• What you need to do
Strip the pictures and reproduce the rest of the listing exactly.

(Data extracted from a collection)
◇ ◇ ◇ ◇ ◇ ◇ ◇

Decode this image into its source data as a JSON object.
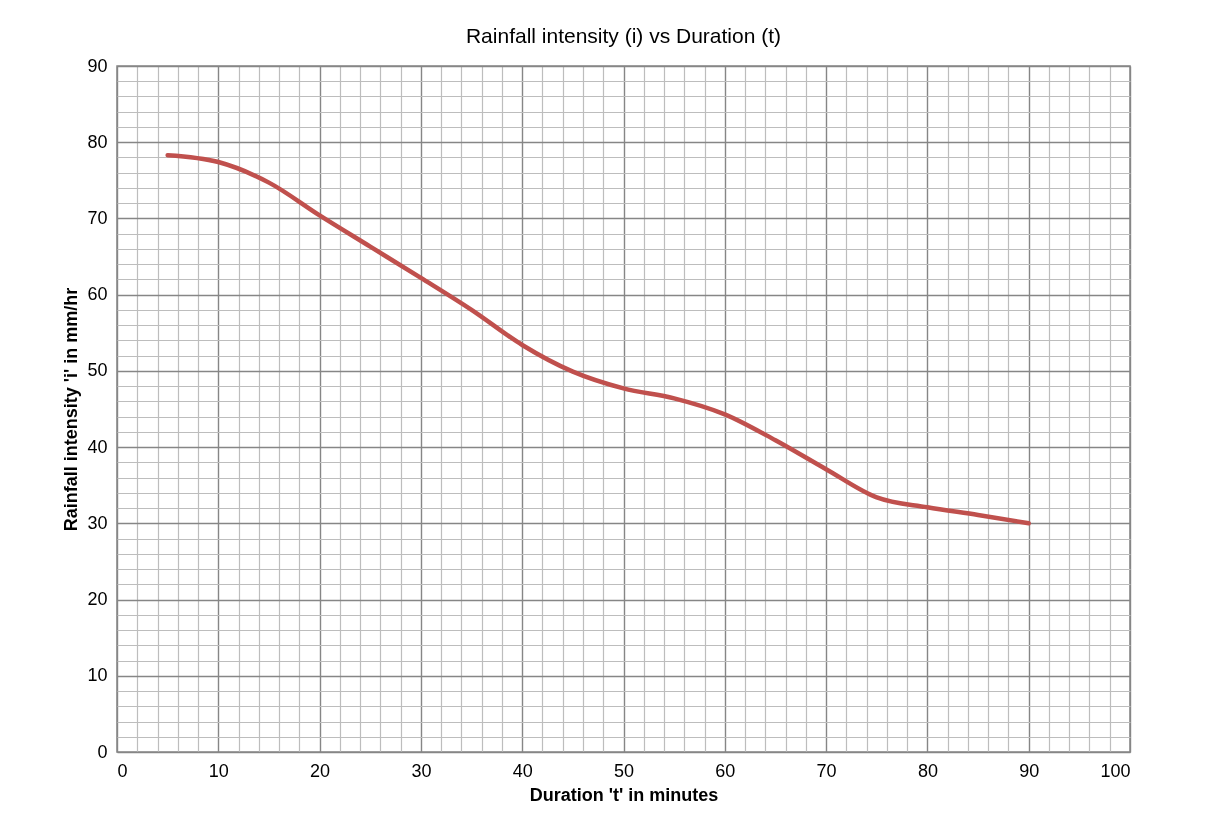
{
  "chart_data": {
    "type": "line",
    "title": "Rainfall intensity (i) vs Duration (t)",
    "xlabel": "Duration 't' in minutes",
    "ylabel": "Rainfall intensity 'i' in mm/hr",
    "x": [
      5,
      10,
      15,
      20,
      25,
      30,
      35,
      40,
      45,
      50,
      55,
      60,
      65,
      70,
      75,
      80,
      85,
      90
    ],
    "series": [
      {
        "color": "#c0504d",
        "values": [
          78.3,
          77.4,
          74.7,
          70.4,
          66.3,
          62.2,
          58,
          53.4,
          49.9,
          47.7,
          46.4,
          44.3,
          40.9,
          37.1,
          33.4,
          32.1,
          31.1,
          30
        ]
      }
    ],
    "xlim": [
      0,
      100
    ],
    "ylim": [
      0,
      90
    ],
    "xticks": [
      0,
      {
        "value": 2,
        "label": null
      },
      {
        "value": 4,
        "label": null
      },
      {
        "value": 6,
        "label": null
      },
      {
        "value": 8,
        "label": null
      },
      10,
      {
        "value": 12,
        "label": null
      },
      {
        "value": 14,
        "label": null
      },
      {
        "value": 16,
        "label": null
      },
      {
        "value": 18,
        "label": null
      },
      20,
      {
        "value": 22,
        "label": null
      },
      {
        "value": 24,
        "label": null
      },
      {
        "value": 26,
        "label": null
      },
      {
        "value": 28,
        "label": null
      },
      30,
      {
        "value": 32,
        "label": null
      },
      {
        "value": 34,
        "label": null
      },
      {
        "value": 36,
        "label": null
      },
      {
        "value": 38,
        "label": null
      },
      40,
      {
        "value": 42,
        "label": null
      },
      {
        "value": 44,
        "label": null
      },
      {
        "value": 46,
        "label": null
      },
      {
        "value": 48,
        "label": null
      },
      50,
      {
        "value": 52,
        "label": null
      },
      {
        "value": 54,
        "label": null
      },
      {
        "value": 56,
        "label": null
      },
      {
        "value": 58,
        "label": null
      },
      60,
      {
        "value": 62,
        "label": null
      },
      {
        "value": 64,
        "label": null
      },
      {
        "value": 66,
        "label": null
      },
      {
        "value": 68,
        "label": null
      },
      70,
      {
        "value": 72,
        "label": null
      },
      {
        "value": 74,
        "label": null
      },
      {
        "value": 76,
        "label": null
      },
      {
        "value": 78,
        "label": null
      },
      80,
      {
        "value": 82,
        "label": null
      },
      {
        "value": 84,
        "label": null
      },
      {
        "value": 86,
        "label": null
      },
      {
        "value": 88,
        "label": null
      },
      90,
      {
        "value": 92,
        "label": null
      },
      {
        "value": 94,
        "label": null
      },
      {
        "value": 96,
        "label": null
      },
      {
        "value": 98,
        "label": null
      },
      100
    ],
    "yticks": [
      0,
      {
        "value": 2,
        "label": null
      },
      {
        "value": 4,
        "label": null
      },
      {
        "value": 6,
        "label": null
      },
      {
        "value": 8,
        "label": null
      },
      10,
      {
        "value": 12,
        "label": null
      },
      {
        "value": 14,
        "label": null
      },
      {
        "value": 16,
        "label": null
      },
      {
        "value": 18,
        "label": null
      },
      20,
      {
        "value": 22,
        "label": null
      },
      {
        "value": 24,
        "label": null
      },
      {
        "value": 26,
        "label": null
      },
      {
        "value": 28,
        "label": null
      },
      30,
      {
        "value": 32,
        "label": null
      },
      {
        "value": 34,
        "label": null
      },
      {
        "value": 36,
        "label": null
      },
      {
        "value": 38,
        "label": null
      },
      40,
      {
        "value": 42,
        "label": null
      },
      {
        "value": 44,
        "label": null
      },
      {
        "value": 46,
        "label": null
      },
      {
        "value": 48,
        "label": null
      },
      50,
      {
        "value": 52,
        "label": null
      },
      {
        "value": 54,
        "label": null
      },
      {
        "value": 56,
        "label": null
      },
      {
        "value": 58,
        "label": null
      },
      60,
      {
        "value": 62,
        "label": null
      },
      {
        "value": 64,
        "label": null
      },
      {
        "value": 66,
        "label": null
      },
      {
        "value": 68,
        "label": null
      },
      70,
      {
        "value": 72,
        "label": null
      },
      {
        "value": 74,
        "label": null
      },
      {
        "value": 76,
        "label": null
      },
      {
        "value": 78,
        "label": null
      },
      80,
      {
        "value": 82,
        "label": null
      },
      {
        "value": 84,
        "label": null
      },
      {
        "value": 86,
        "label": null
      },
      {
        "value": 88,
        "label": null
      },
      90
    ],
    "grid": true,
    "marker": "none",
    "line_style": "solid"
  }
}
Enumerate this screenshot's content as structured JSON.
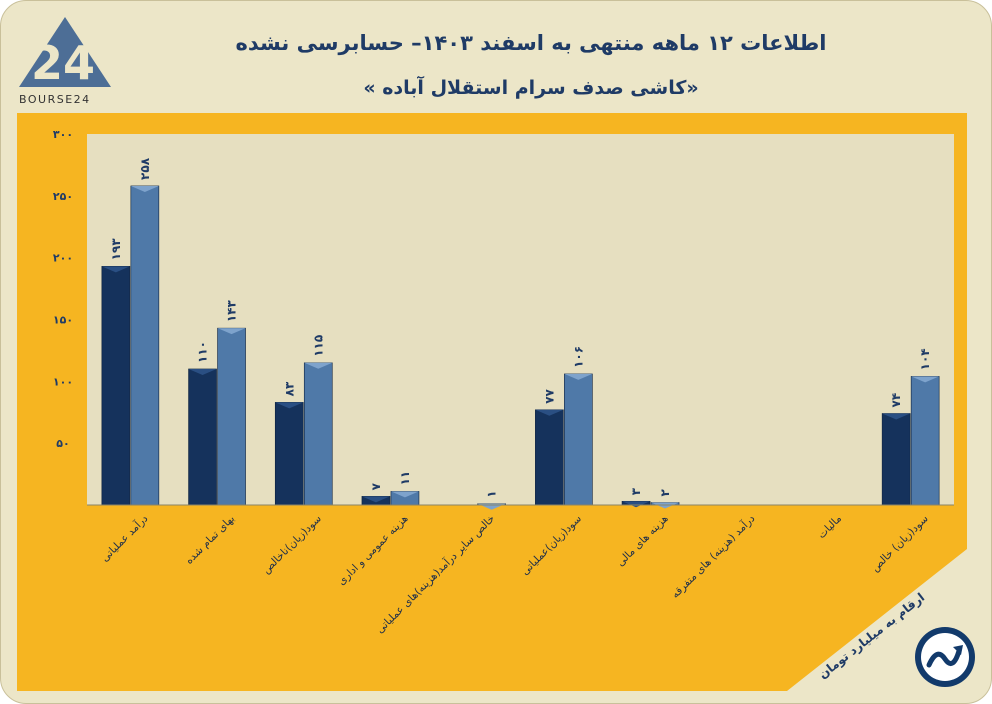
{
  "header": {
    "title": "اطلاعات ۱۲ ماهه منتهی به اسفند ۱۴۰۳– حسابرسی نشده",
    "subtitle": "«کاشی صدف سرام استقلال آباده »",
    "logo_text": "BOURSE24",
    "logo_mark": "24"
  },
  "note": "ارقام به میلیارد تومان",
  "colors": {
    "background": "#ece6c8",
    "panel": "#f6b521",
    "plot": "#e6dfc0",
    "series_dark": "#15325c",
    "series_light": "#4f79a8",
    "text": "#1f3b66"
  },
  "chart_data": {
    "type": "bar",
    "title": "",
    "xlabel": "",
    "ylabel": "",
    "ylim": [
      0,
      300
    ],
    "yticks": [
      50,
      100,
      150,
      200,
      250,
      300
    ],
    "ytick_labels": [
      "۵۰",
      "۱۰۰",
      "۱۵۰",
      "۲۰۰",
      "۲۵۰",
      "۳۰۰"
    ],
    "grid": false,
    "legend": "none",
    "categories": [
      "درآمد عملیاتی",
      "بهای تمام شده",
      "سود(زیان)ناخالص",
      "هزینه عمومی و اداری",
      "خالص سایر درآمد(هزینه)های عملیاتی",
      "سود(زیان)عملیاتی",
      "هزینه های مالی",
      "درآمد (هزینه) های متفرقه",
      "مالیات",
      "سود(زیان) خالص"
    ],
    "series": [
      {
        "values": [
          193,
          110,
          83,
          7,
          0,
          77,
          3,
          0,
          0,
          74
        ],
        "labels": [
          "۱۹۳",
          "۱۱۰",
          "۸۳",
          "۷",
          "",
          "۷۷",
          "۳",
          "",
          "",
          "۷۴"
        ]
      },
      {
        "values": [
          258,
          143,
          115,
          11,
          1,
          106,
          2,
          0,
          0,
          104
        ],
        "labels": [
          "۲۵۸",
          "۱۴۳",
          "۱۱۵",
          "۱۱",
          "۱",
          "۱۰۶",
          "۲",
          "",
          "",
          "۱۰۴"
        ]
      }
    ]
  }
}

◇ ◇ ◇ ◇ ◇ ◇ ◇

• Output below
Decode this image into its source data as a JSON object.
{
  "chart_data": {
    "type": "line",
    "title": "Rainfall intensity (i) vs Duration (t)",
    "xlabel": "Duration 't' in minutes",
    "ylabel": "Rainfall intensity 'i' in mm/hr",
    "x": [
      5,
      10,
      15,
      20,
      25,
      30,
      35,
      40,
      45,
      50,
      55,
      60,
      65,
      70,
      75,
      80,
      85,
      90
    ],
    "series": [
      {
        "color": "#c0504d",
        "values": [
          78.3,
          77.4,
          74.7,
          70.4,
          66.3,
          62.2,
          58,
          53.4,
          49.9,
          47.7,
          46.4,
          44.3,
          40.9,
          37.1,
          33.4,
          32.1,
          31.1,
          30
        ]
      }
    ],
    "xlim": [
      0,
      100
    ],
    "ylim": [
      0,
      90
    ],
    "xticks": [
      0,
      {
        "value": 2,
        "label": null
      },
      {
        "value": 4,
        "label": null
      },
      {
        "value": 6,
        "label": null
      },
      {
        "value": 8,
        "label": null
      },
      10,
      {
        "value": 12,
        "label": null
      },
      {
        "value": 14,
        "label": null
      },
      {
        "value": 16,
        "label": null
      },
      {
        "value": 18,
        "label": null
      },
      20,
      {
        "value": 22,
        "label": null
      },
      {
        "value": 24,
        "label": null
      },
      {
        "value": 26,
        "label": null
      },
      {
        "value": 28,
        "label": null
      },
      30,
      {
        "value": 32,
        "label": null
      },
      {
        "value": 34,
        "label": null
      },
      {
        "value": 36,
        "label": null
      },
      {
        "value": 38,
        "label": null
      },
      40,
      {
        "value": 42,
        "label": null
      },
      {
        "value": 44,
        "label": null
      },
      {
        "value": 46,
        "label": null
      },
      {
        "value": 48,
        "label": null
      },
      50,
      {
        "value": 52,
        "label": null
      },
      {
        "value": 54,
        "label": null
      },
      {
        "value": 56,
        "label": null
      },
      {
        "value": 58,
        "label": null
      },
      60,
      {
        "value": 62,
        "label": null
      },
      {
        "value": 64,
        "label": null
      },
      {
        "value": 66,
        "label": null
      },
      {
        "value": 68,
        "label": null
      },
      70,
      {
        "value": 72,
        "label": null
      },
      {
        "value": 74,
        "label": null
      },
      {
        "value": 76,
        "label": null
      },
      {
        "value": 78,
        "label": null
      },
      80,
      {
        "value": 82,
        "label": null
      },
      {
        "value": 84,
        "label": null
      },
      {
        "value": 86,
        "label": null
      },
      {
        "value": 88,
        "label": null
      },
      90,
      {
        "value": 92,
        "label": null
      },
      {
        "value": 94,
        "label": null
      },
      {
        "value": 96,
        "label": null
      },
      {
        "value": 98,
        "label": null
      },
      100
    ],
    "yticks": [
      0,
      {
        "value": 2,
        "label": null
      },
      {
        "value": 4,
        "label": null
      },
      {
        "value": 6,
        "label": null
      },
      {
        "value": 8,
        "label": null
      },
      10,
      {
        "value": 12,
        "label": null
      },
      {
        "value": 14,
        "label": null
      },
      {
        "value": 16,
        "label": null
      },
      {
        "value": 18,
        "label": null
      },
      20,
      {
        "value": 22,
        "label": null
      },
      {
        "value": 24,
        "label": null
      },
      {
        "value": 26,
        "label": null
      },
      {
        "value": 28,
        "label": null
      },
      30,
      {
        "value": 32,
        "label": null
      },
      {
        "value": 34,
        "label": null
      },
      {
        "value": 36,
        "label": null
      },
      {
        "value": 38,
        "label": null
      },
      40,
      {
        "value": 42,
        "label": null
      },
      {
        "value": 44,
        "label": null
      },
      {
        "value": 46,
        "label": null
      },
      {
        "value": 48,
        "label": null
      },
      50,
      {
        "value": 52,
        "label": null
      },
      {
        "value": 54,
        "label": null
      },
      {
        "value": 56,
        "label": null
      },
      {
        "value": 58,
        "label": null
      },
      60,
      {
        "value": 62,
        "label": null
      },
      {
        "value": 64,
        "label": null
      },
      {
        "value": 66,
        "label": null
      },
      {
        "value": 68,
        "label": null
      },
      70,
      {
        "value": 72,
        "label": null
      },
      {
        "value": 74,
        "label": null
      },
      {
        "value": 76,
        "label": null
      },
      {
        "value": 78,
        "label": null
      },
      80,
      {
        "value": 82,
        "label": null
      },
      {
        "value": 84,
        "label": null
      },
      {
        "value": 86,
        "label": null
      },
      {
        "value": 88,
        "label": null
      },
      90
    ],
    "grid": true,
    "marker": "none",
    "line_style": "solid"
  }
}
Enumerate this screenshot's content as structured JSON.
{
  "header": {
    "title": "اطلاعات ۱۲ ماهه منتهی به اسفند ۱۴۰۳– حسابرسی نشده",
    "subtitle": "«کاشی صدف سرام استقلال آباده »",
    "logo_text": "BOURSE24",
    "logo_mark": "24"
  },
  "note": "ارقام به میلیارد تومان",
  "colors": {
    "background": "#ece6c8",
    "panel": "#f6b521",
    "plot": "#e6dfc0",
    "series_dark": "#15325c",
    "series_light": "#4f79a8",
    "text": "#1f3b66"
  },
  "chart_data": {
    "type": "bar",
    "title": "",
    "xlabel": "",
    "ylabel": "",
    "ylim": [
      0,
      300
    ],
    "yticks": [
      50,
      100,
      150,
      200,
      250,
      300
    ],
    "ytick_labels": [
      "۵۰",
      "۱۰۰",
      "۱۵۰",
      "۲۰۰",
      "۲۵۰",
      "۳۰۰"
    ],
    "grid": false,
    "legend": "none",
    "categories": [
      "درآمد عملیاتی",
      "بهای تمام شده",
      "سود(زیان)ناخالص",
      "هزینه عمومی و اداری",
      "خالص سایر درآمد(هزینه)های عملیاتی",
      "سود(زیان)عملیاتی",
      "هزینه های مالی",
      "درآمد (هزینه) های متفرقه",
      "مالیات",
      "سود(زیان) خالص"
    ],
    "series": [
      {
        "values": [
          193,
          110,
          83,
          7,
          0,
          77,
          3,
          0,
          0,
          74
        ],
        "labels": [
          "۱۹۳",
          "۱۱۰",
          "۸۳",
          "۷",
          "",
          "۷۷",
          "۳",
          "",
          "",
          "۷۴"
        ]
      },
      {
        "values": [
          258,
          143,
          115,
          11,
          1,
          106,
          2,
          0,
          0,
          104
        ],
        "labels": [
          "۲۵۸",
          "۱۴۳",
          "۱۱۵",
          "۱۱",
          "۱",
          "۱۰۶",
          "۲",
          "",
          "",
          "۱۰۴"
        ]
      }
    ]
  }
}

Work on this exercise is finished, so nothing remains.